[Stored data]
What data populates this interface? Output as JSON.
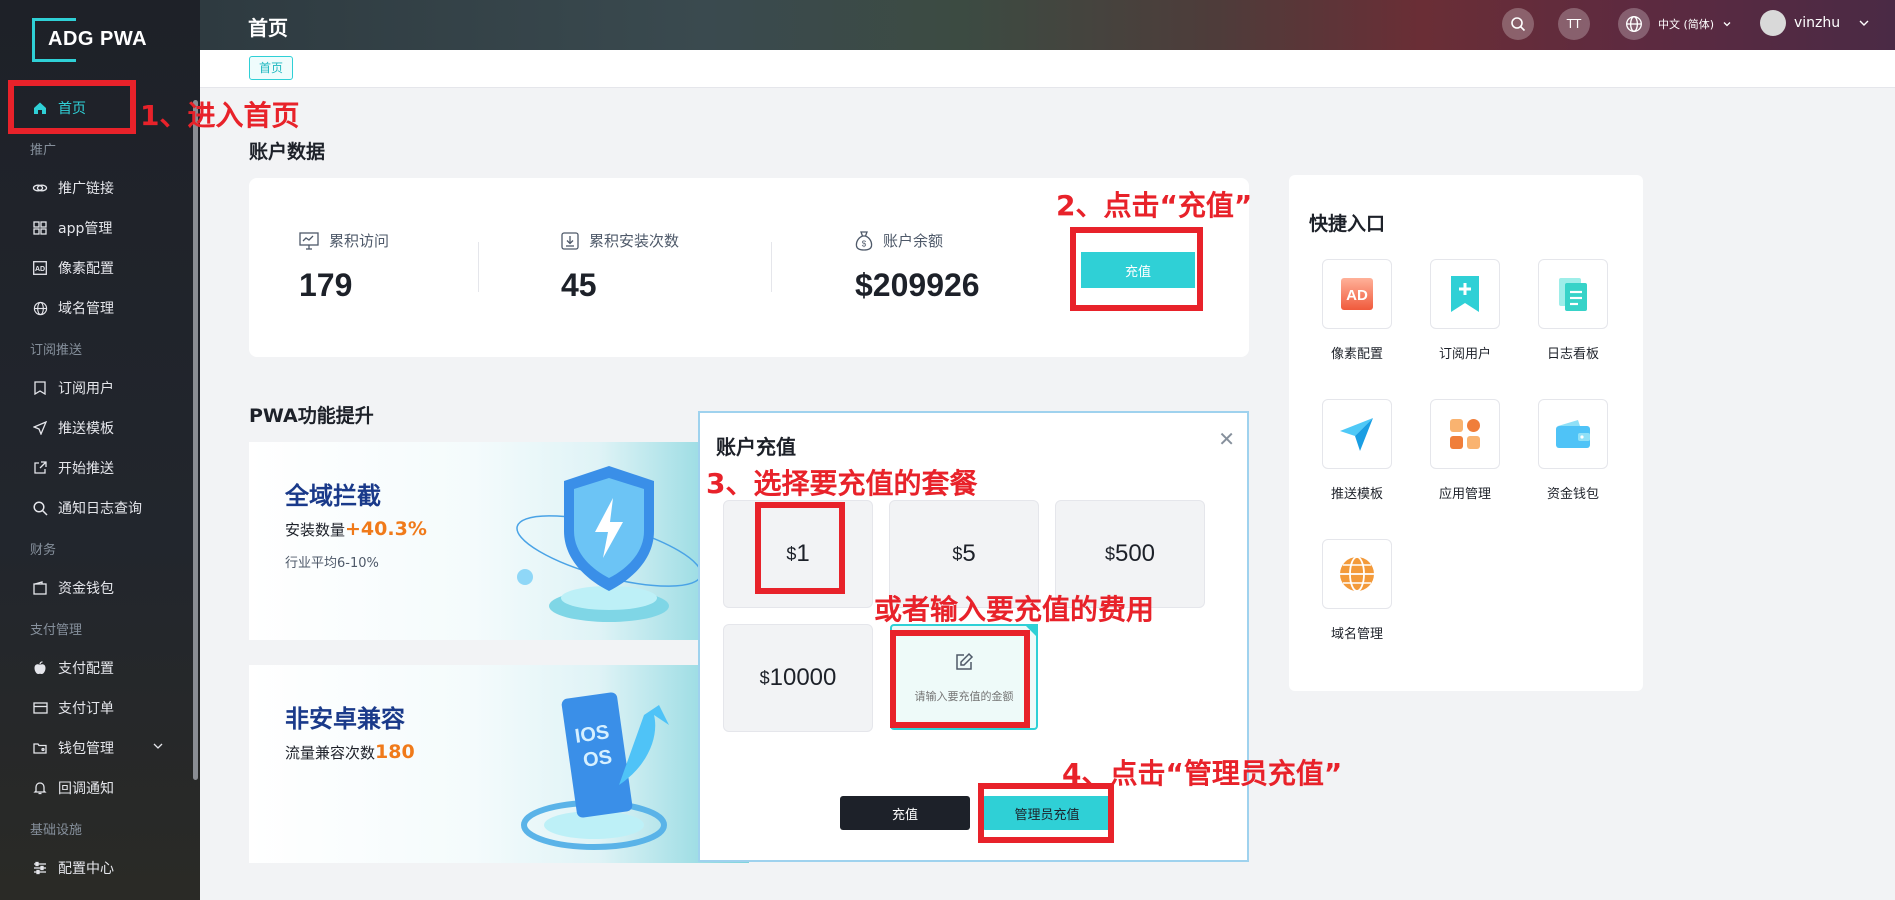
{
  "app": {
    "logo_text": "ADG PWA"
  },
  "header": {
    "title": "首页",
    "lang_label": "中文 (简体)",
    "username": "vinzhu",
    "font_button": "TT"
  },
  "breadcrumb": {
    "current": "首页"
  },
  "sidebar": {
    "home": "首页",
    "groups": {
      "promotion": "推广",
      "subscription": "订阅推送",
      "finance": "财务",
      "payment": "支付管理",
      "infra": "基础设施"
    },
    "items": {
      "promo_link": "推广链接",
      "app_mgmt": "app管理",
      "pixel_config": "像素配置",
      "domain_mgmt": "域名管理",
      "subscribers": "订阅用户",
      "push_template": "推送模板",
      "start_push": "开始推送",
      "notif_log": "通知日志查询",
      "wallet": "资金钱包",
      "pay_config": "支付配置",
      "pay_orders": "支付订单",
      "wallet_mgmt": "钱包管理",
      "callback": "回调通知",
      "config_center": "配置中心"
    }
  },
  "account": {
    "section_title": "账户数据",
    "stats": [
      {
        "label": "累积访问",
        "value": "179"
      },
      {
        "label": "累积安装次数",
        "value": "45"
      },
      {
        "label": "账户余额",
        "value": "$209926"
      }
    ],
    "recharge_label": "充值"
  },
  "features": {
    "section_title": "PWA功能提升",
    "banner1": {
      "title": "全域拦截",
      "sub_prefix": "安装数量",
      "sub_value": "+40.3%",
      "small": "行业平均6-10%"
    },
    "banner2": {
      "title": "非安卓兼容",
      "sub_prefix": "流量兼容次数",
      "sub_value": "180"
    }
  },
  "quick": {
    "title": "快捷入口",
    "items": [
      {
        "label": "像素配置",
        "icon": "ad-icon"
      },
      {
        "label": "订阅用户",
        "icon": "bookmark-plus-icon"
      },
      {
        "label": "日志看板",
        "icon": "document-icon"
      },
      {
        "label": "推送模板",
        "icon": "paper-plane-icon"
      },
      {
        "label": "应用管理",
        "icon": "apps-grid-icon"
      },
      {
        "label": "资金钱包",
        "icon": "wallet-icon"
      },
      {
        "label": "域名管理",
        "icon": "globe-icon"
      }
    ]
  },
  "modal": {
    "title": "账户充值",
    "packages": [
      {
        "currency": "$",
        "amount": "1"
      },
      {
        "currency": "$",
        "amount": "5"
      },
      {
        "currency": "$",
        "amount": "500"
      },
      {
        "currency": "$",
        "amount": "10000"
      }
    ],
    "custom_placeholder": "请输入要充值的金额",
    "recharge_label": "充值",
    "admin_recharge_label": "管理员充值"
  },
  "annotations": {
    "step1": "1、进入首页",
    "step2": "2、点击“充值”",
    "step3": "3、选择要充值的套餐",
    "step3b": "或者输入要充值的费用",
    "step4": "4、点击“管理员充值”"
  },
  "colors": {
    "accent": "#2fd0d6",
    "annotation": "#e8222a",
    "sidebar_bg": "#1e2128"
  }
}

* Written task: Repeat every record precisely. Any picture among them stays out of the copy.

* Solution to this exercise:
What data populates this interface? Output as JSON.
{
  "app": {
    "logo_text": "ADG PWA"
  },
  "header": {
    "title": "首页",
    "lang_label": "中文 (简体)",
    "username": "vinzhu",
    "font_button": "TT"
  },
  "breadcrumb": {
    "current": "首页"
  },
  "sidebar": {
    "home": "首页",
    "groups": {
      "promotion": "推广",
      "subscription": "订阅推送",
      "finance": "财务",
      "payment": "支付管理",
      "infra": "基础设施"
    },
    "items": {
      "promo_link": "推广链接",
      "app_mgmt": "app管理",
      "pixel_config": "像素配置",
      "domain_mgmt": "域名管理",
      "subscribers": "订阅用户",
      "push_template": "推送模板",
      "start_push": "开始推送",
      "notif_log": "通知日志查询",
      "wallet": "资金钱包",
      "pay_config": "支付配置",
      "pay_orders": "支付订单",
      "wallet_mgmt": "钱包管理",
      "callback": "回调通知",
      "config_center": "配置中心"
    }
  },
  "account": {
    "section_title": "账户数据",
    "stats": [
      {
        "label": "累积访问",
        "value": "179"
      },
      {
        "label": "累积安装次数",
        "value": "45"
      },
      {
        "label": "账户余额",
        "value": "$209926"
      }
    ],
    "recharge_label": "充值"
  },
  "features": {
    "section_title": "PWA功能提升",
    "banner1": {
      "title": "全域拦截",
      "sub_prefix": "安装数量",
      "sub_value": "+40.3%",
      "small": "行业平均6-10%"
    },
    "banner2": {
      "title": "非安卓兼容",
      "sub_prefix": "流量兼容次数",
      "sub_value": "180"
    }
  },
  "quick": {
    "title": "快捷入口",
    "items": [
      {
        "label": "像素配置",
        "icon": "ad-icon"
      },
      {
        "label": "订阅用户",
        "icon": "bookmark-plus-icon"
      },
      {
        "label": "日志看板",
        "icon": "document-icon"
      },
      {
        "label": "推送模板",
        "icon": "paper-plane-icon"
      },
      {
        "label": "应用管理",
        "icon": "apps-grid-icon"
      },
      {
        "label": "资金钱包",
        "icon": "wallet-icon"
      },
      {
        "label": "域名管理",
        "icon": "globe-icon"
      }
    ]
  },
  "modal": {
    "title": "账户充值",
    "packages": [
      {
        "currency": "$",
        "amount": "1"
      },
      {
        "currency": "$",
        "amount": "5"
      },
      {
        "currency": "$",
        "amount": "500"
      },
      {
        "currency": "$",
        "amount": "10000"
      }
    ],
    "custom_placeholder": "请输入要充值的金额",
    "recharge_label": "充值",
    "admin_recharge_label": "管理员充值"
  },
  "annotations": {
    "step1": "1、进入首页",
    "step2": "2、点击“充值”",
    "step3": "3、选择要充值的套餐",
    "step3b": "或者输入要充值的费用",
    "step4": "4、点击“管理员充值”"
  },
  "colors": {
    "accent": "#2fd0d6",
    "annotation": "#e8222a",
    "sidebar_bg": "#1e2128"
  }
}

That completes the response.